What you are asked to do:
Copy the material verbatim, starting with the line that contains "spot-removal-icon[interactable]: ◯ (525, 150, 535, 161)" and going on through the line that contains "menu-photo[interactable]: Photo (84, 12, 104, 23)", both included.

Material provided:
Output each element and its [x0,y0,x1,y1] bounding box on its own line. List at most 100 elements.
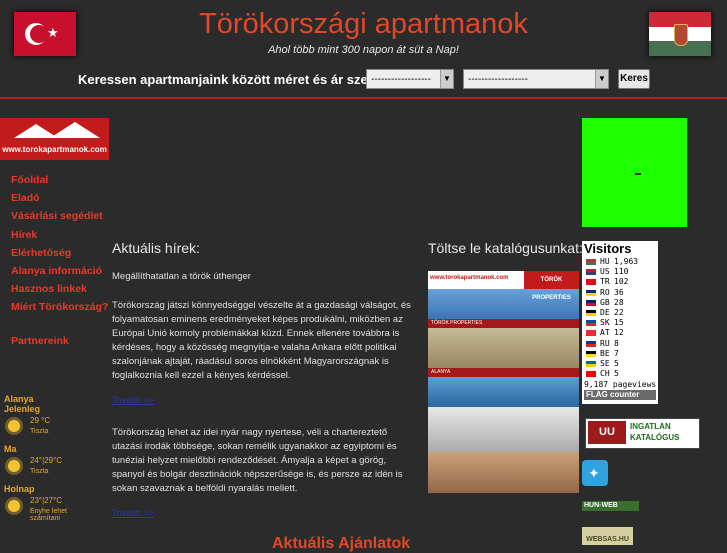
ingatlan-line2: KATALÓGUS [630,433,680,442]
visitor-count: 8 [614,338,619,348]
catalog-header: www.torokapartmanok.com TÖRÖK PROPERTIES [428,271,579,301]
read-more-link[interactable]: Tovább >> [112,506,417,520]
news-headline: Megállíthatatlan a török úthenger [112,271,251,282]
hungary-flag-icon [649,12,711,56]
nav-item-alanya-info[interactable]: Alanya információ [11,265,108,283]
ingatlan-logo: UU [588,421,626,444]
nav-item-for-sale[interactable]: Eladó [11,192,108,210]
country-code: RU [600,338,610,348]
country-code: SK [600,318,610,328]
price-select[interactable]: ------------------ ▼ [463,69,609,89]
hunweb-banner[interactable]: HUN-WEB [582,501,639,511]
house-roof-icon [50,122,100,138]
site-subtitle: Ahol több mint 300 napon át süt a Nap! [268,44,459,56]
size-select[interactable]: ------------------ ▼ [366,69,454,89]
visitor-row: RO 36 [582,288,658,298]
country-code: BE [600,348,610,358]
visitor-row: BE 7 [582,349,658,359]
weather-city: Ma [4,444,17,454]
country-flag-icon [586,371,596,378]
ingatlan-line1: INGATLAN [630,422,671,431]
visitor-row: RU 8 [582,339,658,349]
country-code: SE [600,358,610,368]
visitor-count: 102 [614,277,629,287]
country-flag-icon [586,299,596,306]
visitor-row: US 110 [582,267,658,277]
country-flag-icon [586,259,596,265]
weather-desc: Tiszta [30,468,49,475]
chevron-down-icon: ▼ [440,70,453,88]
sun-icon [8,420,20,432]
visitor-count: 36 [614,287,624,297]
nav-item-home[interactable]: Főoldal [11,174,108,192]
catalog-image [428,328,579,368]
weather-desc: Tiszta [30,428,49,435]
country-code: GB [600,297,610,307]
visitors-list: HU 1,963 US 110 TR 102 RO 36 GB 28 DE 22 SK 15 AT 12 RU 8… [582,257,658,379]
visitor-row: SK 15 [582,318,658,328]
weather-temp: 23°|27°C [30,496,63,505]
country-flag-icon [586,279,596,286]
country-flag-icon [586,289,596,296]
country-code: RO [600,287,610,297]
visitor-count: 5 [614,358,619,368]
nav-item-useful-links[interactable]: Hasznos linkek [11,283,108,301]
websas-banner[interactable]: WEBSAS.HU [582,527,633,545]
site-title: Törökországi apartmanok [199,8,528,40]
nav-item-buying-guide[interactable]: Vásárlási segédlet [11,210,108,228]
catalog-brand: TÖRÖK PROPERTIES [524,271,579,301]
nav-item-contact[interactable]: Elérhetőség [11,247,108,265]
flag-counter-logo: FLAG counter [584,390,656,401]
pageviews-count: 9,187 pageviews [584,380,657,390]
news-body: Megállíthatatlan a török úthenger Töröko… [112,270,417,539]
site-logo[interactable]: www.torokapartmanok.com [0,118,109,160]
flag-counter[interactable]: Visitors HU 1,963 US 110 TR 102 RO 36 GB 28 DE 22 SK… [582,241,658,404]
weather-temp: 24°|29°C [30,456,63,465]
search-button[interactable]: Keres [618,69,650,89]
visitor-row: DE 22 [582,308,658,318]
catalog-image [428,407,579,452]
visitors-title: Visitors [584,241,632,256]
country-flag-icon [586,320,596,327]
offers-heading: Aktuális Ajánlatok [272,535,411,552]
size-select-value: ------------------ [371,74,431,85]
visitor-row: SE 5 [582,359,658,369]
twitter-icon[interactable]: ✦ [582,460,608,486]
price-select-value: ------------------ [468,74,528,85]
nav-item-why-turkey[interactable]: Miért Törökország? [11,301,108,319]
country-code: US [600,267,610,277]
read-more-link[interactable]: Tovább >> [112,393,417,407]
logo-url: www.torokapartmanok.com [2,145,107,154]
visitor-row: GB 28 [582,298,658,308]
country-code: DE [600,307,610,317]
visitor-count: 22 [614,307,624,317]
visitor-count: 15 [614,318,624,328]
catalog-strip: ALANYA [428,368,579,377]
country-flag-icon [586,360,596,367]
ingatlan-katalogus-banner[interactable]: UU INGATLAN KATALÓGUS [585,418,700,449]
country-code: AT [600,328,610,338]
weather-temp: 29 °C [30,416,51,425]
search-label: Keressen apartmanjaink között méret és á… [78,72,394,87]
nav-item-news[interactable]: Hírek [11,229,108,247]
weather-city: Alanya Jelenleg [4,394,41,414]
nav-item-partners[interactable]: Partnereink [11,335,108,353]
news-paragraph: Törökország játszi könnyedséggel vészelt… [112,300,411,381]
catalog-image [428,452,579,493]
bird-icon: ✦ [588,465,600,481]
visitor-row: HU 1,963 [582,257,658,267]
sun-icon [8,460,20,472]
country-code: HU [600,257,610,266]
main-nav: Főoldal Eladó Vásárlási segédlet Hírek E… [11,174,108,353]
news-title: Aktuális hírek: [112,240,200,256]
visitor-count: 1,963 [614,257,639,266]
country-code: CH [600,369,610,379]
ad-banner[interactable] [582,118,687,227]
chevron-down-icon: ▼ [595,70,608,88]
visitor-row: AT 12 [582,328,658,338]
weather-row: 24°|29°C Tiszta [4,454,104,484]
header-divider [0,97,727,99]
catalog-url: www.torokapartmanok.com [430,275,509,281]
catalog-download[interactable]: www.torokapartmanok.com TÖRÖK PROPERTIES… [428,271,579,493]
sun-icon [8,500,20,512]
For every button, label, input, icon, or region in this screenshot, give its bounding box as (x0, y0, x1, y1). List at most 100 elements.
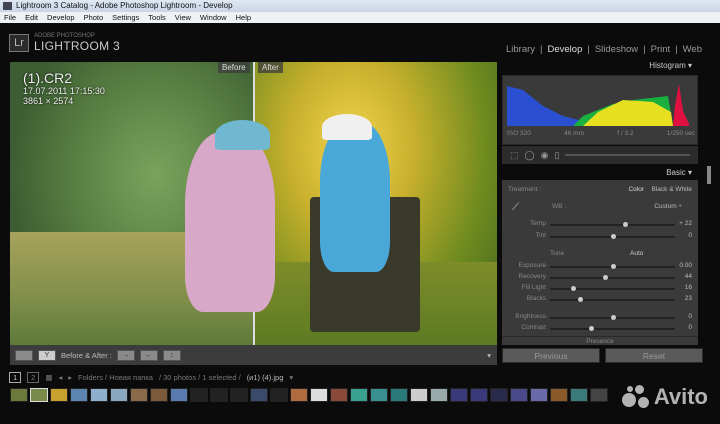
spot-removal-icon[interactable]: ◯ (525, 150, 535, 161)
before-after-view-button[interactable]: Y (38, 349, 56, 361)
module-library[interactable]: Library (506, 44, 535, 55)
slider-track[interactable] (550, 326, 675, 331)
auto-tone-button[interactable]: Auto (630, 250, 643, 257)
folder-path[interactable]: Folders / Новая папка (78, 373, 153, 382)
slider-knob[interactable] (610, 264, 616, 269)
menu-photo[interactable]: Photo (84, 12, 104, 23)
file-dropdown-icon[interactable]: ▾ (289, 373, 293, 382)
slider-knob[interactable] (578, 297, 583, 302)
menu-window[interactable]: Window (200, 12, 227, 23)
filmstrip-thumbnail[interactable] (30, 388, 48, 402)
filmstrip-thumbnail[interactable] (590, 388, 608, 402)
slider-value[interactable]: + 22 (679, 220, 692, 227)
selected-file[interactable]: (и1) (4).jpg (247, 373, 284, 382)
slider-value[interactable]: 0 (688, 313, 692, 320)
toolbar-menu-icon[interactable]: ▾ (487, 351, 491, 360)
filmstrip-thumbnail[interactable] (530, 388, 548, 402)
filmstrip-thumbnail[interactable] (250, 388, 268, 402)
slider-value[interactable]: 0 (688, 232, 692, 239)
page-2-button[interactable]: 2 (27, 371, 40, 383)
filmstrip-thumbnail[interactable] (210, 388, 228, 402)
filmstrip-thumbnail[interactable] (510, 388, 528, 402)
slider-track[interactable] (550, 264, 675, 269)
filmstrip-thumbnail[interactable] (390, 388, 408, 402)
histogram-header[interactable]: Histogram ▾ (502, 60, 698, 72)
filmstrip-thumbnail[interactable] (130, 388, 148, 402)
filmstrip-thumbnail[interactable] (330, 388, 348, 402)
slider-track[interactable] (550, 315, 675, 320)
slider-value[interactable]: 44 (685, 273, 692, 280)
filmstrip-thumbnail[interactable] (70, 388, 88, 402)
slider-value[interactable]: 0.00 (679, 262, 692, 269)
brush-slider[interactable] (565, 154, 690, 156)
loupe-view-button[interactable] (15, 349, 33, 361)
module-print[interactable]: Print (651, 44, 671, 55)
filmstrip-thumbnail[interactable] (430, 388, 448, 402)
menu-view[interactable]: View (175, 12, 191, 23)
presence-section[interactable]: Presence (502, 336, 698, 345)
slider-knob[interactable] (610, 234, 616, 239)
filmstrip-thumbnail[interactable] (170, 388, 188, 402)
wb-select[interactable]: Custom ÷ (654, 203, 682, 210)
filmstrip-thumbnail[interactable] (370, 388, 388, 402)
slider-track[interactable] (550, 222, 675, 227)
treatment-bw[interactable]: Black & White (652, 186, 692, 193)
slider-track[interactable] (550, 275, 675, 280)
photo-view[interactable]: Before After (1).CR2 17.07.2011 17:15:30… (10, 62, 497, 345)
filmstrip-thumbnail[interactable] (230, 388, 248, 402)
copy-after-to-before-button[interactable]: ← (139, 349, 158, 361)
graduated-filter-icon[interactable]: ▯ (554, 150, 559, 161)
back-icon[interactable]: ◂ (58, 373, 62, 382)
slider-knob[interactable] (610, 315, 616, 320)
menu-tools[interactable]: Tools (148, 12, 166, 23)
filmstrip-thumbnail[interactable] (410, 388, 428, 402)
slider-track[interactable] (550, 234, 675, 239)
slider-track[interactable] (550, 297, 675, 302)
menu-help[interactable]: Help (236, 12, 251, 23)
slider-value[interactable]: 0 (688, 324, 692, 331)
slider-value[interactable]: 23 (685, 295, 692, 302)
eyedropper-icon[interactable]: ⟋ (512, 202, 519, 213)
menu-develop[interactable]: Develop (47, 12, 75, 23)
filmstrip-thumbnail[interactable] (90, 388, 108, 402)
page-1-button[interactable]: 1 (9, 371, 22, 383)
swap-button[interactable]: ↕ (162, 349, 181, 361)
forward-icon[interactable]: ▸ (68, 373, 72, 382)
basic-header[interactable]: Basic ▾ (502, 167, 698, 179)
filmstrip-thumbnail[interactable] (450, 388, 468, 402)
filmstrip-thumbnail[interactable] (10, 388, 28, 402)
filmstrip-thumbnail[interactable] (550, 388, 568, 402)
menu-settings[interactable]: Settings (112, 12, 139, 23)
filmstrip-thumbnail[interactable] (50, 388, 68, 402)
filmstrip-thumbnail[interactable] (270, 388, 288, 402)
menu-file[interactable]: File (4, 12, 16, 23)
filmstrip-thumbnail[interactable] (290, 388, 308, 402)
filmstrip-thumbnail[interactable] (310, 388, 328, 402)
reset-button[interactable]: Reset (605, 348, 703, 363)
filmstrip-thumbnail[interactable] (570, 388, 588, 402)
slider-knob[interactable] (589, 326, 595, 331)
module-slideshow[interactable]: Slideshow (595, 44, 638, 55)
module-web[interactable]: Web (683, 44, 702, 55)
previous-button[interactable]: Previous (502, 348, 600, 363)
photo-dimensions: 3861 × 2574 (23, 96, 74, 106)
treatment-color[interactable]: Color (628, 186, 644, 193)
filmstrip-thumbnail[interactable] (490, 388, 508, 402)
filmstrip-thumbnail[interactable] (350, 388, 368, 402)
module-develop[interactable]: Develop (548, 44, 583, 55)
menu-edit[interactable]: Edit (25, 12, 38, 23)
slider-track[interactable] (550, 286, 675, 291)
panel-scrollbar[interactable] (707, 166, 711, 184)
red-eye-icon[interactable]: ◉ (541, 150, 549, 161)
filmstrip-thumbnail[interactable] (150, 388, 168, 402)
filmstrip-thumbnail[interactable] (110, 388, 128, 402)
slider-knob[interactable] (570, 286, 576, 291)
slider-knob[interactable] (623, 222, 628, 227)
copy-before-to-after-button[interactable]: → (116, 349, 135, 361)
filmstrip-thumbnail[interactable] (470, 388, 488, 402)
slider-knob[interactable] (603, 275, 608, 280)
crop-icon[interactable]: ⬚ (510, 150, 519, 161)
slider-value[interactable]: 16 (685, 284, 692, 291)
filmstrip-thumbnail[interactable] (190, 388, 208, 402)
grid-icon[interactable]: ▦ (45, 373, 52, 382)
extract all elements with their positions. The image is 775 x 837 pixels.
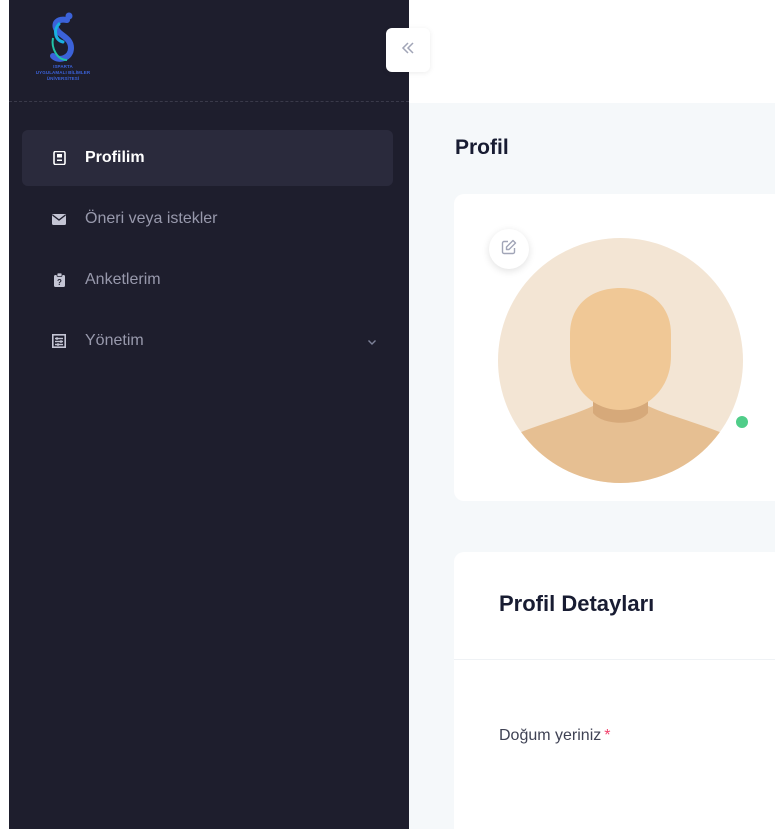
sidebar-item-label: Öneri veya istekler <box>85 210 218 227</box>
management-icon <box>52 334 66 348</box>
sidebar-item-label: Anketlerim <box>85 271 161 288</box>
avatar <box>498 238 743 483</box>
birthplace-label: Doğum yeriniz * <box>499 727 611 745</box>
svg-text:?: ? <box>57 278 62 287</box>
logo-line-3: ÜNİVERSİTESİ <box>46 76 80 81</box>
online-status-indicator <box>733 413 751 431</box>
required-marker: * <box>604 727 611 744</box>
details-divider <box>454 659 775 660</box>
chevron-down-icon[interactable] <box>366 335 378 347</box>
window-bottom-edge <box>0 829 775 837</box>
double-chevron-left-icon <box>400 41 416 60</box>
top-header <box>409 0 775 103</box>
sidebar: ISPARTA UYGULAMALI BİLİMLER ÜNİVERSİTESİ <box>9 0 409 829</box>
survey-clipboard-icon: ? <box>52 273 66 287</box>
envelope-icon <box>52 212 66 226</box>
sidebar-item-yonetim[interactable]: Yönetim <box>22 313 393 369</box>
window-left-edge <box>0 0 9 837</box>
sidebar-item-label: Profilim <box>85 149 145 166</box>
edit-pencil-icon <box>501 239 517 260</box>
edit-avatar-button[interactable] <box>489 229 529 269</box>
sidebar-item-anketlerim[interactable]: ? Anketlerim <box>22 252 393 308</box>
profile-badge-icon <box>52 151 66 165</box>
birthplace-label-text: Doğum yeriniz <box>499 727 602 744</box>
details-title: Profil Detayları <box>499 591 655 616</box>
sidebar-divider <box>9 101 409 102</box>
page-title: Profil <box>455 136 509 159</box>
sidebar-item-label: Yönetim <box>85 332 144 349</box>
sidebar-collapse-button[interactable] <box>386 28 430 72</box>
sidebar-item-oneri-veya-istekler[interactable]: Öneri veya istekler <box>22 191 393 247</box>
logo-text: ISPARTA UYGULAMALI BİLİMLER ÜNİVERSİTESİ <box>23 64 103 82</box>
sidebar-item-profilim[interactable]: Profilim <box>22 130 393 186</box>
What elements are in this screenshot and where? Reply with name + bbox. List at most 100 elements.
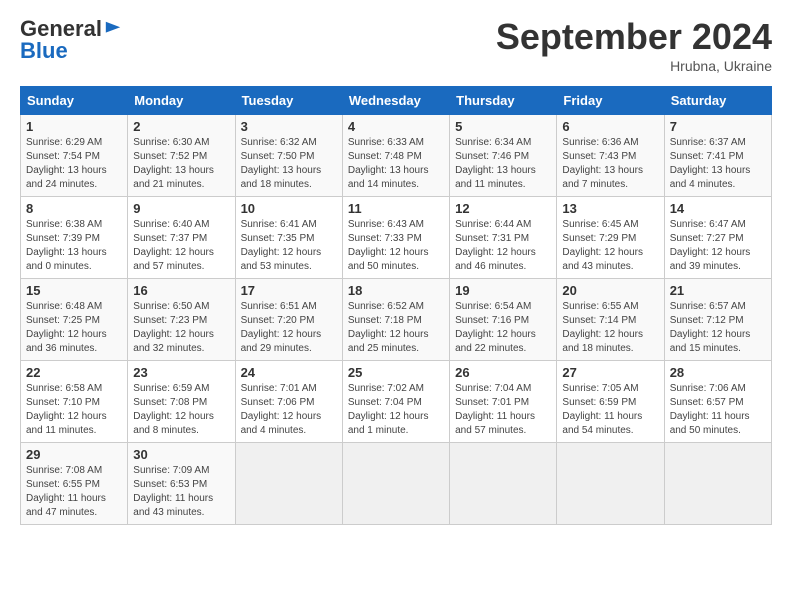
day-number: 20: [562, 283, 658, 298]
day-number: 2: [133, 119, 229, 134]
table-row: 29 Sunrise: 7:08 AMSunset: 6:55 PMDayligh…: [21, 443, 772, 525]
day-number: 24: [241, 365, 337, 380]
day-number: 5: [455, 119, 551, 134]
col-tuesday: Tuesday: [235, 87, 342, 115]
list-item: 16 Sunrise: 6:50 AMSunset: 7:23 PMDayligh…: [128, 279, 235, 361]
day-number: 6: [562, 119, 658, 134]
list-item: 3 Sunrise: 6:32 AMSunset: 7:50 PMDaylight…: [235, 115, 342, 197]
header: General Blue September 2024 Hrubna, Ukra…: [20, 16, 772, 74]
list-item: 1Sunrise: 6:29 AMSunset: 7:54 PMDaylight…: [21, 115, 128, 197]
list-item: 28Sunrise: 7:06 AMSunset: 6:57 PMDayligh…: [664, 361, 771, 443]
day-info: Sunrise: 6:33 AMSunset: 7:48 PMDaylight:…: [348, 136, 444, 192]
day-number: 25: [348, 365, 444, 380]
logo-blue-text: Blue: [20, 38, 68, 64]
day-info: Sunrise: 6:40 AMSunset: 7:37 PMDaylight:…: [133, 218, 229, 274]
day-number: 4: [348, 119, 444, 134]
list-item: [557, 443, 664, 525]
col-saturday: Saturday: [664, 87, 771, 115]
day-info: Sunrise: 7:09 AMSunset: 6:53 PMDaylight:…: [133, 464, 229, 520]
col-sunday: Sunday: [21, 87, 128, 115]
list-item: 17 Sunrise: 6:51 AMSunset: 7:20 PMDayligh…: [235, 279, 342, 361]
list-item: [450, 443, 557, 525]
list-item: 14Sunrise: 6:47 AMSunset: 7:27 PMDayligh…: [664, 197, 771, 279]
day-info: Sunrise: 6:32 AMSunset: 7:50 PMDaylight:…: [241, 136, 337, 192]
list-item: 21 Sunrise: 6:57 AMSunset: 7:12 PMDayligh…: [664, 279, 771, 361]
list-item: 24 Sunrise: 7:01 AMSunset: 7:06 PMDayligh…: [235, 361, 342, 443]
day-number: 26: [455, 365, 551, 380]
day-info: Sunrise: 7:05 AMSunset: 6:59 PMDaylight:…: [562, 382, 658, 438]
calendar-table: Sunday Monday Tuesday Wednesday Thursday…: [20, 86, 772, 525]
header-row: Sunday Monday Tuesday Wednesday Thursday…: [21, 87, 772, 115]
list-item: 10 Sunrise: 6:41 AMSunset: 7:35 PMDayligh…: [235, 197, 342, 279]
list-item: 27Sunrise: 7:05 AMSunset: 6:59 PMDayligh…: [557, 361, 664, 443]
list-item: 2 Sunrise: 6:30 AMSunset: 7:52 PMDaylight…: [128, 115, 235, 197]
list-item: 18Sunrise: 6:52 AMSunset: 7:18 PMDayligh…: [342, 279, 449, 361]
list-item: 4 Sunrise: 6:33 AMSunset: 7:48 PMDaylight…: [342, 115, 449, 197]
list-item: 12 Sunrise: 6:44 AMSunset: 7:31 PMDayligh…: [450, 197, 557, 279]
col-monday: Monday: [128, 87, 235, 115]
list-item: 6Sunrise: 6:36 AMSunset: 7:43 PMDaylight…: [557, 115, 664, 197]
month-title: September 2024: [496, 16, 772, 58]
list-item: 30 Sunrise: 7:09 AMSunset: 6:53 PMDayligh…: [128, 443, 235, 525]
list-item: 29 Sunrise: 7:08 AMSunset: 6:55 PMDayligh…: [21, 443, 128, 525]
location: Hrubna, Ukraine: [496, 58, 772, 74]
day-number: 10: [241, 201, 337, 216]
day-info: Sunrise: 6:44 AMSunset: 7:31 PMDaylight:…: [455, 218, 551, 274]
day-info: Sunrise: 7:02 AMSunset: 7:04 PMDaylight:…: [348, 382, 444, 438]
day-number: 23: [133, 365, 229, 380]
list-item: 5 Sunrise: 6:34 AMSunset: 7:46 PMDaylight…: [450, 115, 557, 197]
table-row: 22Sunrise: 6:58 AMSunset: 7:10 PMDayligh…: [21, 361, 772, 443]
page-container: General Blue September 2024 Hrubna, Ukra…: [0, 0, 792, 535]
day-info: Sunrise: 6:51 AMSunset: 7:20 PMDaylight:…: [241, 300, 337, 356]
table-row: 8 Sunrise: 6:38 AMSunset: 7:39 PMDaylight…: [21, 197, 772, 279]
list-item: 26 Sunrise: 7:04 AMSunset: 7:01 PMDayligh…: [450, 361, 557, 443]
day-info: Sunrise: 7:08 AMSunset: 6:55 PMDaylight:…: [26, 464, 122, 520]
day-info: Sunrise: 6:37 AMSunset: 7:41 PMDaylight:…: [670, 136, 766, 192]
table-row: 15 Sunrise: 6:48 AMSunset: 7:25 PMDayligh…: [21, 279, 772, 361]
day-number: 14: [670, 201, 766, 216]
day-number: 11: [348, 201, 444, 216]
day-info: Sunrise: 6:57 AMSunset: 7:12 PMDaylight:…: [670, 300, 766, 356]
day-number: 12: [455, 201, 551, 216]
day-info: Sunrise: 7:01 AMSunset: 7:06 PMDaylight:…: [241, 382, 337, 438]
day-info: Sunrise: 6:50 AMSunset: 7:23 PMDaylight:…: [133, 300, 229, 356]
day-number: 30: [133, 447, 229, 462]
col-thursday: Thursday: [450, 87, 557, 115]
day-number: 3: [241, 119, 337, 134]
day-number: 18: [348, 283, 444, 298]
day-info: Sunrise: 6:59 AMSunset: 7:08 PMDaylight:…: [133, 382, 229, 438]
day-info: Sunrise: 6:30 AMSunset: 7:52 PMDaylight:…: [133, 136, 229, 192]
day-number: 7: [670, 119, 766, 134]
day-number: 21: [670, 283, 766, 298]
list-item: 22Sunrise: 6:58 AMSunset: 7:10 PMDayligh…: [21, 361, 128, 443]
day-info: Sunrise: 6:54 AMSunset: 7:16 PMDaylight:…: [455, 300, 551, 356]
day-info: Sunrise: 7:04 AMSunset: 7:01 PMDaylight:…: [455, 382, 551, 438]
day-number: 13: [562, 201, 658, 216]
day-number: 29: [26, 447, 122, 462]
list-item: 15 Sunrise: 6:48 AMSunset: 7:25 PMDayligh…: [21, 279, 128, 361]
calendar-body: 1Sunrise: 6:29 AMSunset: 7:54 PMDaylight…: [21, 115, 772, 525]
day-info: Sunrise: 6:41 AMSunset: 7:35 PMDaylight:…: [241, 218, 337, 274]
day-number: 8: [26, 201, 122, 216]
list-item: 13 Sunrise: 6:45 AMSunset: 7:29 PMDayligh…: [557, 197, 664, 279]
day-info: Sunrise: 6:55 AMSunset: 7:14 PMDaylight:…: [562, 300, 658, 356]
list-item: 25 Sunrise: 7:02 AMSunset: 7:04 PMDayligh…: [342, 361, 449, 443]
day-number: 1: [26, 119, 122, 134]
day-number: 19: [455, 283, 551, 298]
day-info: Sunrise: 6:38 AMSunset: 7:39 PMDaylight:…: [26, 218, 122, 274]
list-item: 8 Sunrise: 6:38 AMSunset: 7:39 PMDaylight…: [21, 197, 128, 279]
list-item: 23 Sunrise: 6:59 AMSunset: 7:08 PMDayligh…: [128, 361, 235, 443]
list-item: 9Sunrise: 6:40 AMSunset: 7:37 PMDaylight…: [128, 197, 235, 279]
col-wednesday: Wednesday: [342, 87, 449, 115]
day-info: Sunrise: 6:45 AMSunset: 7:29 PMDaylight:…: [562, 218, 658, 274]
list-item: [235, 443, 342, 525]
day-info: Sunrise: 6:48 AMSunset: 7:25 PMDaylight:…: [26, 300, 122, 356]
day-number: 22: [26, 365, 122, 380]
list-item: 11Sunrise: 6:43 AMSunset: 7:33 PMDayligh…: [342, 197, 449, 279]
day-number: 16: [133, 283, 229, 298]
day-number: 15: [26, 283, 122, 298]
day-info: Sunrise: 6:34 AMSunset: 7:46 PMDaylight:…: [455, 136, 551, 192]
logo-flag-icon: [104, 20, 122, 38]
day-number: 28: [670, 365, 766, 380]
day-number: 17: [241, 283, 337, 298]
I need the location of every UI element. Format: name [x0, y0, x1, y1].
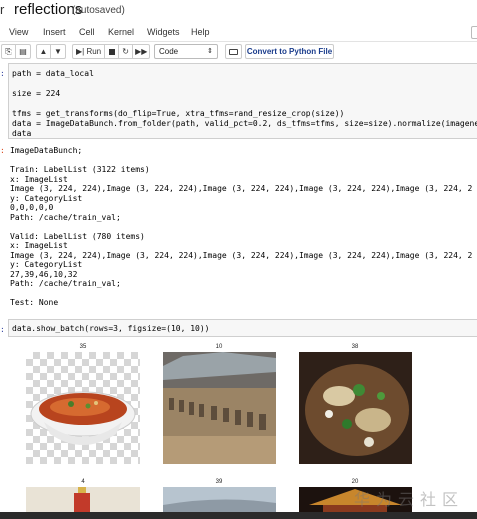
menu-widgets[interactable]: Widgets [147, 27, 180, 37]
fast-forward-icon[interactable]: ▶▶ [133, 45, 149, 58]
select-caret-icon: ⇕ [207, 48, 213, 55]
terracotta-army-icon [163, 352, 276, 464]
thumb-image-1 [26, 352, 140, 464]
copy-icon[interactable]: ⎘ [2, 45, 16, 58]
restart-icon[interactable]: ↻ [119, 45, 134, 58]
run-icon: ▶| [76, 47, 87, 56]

Exercise output:
spot-removal-icon[interactable]: ◯ (525, 150, 535, 161)
before-after-view-button[interactable]: Y (38, 349, 56, 361)
module-library[interactable]: Library (506, 44, 535, 55)
slider-track[interactable] (550, 326, 675, 331)
auto-tone-button[interactable]: Auto (630, 250, 643, 257)
folder-path[interactable]: Folders / Новая папка (78, 373, 153, 382)
slider-knob[interactable] (610, 264, 616, 269)
menu-photo[interactable]: Photo (84, 12, 104, 23)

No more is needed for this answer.